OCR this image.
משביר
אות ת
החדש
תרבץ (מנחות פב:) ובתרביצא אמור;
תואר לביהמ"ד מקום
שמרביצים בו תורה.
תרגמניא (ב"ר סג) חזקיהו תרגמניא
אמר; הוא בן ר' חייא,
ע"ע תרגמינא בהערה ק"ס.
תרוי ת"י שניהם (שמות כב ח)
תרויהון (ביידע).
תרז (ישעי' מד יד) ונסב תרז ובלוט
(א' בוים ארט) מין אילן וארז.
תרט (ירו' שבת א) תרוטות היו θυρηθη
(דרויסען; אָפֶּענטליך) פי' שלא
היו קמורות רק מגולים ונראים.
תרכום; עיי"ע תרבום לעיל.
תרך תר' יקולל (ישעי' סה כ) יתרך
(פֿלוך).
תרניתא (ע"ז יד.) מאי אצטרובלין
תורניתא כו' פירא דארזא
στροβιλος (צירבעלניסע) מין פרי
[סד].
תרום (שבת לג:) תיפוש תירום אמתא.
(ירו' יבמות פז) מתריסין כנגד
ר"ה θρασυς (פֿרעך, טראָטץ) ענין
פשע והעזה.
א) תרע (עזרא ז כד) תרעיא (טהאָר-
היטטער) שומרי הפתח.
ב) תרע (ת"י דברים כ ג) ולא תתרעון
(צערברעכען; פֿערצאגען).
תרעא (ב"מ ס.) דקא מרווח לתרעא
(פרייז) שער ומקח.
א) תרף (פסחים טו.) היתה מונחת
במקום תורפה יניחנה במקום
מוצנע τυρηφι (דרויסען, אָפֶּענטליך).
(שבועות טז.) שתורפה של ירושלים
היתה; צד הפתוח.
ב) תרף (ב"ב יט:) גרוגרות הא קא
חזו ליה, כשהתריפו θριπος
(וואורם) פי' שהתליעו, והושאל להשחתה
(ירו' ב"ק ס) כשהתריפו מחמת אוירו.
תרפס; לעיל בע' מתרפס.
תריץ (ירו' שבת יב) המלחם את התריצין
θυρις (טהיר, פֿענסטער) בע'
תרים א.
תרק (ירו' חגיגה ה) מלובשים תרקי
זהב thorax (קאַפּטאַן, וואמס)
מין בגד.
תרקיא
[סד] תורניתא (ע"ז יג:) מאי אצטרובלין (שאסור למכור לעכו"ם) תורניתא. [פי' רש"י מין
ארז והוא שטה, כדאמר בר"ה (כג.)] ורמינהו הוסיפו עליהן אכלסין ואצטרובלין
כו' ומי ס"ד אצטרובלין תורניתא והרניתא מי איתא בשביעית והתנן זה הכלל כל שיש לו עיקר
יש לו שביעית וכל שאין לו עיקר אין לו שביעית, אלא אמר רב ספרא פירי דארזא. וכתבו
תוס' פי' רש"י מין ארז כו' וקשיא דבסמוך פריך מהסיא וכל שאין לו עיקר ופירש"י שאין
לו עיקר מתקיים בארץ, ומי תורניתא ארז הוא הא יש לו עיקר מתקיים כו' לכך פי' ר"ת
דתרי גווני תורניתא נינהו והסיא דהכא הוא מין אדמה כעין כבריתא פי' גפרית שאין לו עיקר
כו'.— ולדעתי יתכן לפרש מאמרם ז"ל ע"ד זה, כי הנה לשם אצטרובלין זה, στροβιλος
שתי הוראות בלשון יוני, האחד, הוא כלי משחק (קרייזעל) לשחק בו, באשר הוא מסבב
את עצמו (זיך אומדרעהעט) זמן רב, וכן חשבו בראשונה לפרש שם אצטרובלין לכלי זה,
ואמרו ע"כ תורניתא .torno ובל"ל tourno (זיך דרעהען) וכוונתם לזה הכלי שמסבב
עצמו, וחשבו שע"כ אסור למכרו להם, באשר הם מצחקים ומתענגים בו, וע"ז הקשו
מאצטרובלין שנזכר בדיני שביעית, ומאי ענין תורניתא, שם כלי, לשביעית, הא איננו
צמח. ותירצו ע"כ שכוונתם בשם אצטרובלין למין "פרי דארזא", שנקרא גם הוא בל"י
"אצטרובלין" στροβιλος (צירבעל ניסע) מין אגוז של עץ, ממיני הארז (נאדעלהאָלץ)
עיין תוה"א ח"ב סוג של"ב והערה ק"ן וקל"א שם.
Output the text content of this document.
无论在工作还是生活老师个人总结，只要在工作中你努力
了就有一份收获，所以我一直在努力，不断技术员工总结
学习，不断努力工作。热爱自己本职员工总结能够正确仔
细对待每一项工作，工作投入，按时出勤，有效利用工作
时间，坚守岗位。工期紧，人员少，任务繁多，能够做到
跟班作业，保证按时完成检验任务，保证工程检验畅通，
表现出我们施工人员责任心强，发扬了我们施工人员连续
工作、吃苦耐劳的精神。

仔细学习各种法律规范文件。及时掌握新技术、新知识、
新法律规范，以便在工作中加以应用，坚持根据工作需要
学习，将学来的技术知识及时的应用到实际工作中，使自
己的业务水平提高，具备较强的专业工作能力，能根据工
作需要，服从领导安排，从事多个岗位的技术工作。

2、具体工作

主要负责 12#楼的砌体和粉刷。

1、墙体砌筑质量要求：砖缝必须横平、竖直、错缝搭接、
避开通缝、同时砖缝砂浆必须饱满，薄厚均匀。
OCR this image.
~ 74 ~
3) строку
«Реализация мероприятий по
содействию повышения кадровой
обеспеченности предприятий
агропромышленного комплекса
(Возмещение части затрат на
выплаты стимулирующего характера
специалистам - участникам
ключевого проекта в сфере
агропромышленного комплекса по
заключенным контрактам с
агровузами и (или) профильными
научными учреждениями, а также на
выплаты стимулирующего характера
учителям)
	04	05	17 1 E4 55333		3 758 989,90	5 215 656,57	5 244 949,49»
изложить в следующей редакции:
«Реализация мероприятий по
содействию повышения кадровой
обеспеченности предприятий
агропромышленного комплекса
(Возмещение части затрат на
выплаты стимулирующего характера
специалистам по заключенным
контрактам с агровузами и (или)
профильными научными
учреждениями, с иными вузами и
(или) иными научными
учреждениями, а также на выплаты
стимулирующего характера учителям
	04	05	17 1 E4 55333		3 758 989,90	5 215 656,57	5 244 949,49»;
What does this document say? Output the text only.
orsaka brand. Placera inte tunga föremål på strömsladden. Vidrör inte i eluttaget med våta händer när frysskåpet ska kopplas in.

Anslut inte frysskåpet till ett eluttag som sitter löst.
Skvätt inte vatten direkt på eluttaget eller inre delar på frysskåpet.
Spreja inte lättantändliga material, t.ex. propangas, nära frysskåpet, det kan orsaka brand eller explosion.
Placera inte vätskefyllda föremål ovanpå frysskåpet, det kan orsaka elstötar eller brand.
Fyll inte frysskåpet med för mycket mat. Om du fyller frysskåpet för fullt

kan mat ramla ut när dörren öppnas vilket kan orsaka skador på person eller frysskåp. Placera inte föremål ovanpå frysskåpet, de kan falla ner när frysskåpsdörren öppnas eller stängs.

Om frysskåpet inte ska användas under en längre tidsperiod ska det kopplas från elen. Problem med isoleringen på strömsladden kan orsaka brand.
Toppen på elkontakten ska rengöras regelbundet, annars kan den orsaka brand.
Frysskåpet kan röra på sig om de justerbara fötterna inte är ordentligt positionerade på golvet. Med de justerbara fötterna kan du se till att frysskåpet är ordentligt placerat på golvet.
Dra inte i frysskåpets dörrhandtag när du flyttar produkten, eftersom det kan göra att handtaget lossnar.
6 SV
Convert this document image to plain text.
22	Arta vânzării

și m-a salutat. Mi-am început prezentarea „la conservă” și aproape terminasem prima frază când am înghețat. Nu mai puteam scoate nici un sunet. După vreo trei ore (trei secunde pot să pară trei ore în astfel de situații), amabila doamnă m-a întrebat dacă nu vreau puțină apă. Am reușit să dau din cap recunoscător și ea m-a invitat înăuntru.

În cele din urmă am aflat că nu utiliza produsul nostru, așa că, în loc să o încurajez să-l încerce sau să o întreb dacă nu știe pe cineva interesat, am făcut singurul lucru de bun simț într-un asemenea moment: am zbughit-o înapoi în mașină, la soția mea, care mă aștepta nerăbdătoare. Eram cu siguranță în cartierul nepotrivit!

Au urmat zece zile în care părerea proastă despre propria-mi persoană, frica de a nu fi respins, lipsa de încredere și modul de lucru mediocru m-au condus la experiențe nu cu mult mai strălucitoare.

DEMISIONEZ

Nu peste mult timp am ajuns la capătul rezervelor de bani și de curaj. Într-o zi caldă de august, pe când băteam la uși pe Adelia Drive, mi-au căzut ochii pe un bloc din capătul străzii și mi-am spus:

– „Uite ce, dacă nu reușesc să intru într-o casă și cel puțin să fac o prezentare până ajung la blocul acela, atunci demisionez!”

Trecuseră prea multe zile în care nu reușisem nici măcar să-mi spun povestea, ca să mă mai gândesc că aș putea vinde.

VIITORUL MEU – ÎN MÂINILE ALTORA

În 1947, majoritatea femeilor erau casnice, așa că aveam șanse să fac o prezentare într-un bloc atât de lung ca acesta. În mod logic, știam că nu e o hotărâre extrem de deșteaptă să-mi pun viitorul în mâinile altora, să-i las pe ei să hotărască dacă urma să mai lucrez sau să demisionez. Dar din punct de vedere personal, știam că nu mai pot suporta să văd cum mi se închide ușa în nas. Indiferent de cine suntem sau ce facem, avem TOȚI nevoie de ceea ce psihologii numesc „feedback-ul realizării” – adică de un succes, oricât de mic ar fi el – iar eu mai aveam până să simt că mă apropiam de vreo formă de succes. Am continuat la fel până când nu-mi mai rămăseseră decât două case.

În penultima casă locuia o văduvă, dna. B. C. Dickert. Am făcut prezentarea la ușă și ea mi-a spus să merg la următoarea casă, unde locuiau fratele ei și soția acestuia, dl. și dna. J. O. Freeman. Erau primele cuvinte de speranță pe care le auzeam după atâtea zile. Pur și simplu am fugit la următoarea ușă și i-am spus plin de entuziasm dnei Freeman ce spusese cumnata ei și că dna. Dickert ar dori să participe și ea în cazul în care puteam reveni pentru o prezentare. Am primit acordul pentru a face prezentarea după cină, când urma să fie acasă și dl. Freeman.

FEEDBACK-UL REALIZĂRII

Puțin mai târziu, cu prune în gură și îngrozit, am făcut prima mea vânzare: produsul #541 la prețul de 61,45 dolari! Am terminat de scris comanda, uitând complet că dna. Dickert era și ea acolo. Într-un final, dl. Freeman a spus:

▸ Task description: Using the material above, report each line where "Output" occurs.

▸ Response to the exercise:
Output the text content of this document.
What does this document say? Output the text only.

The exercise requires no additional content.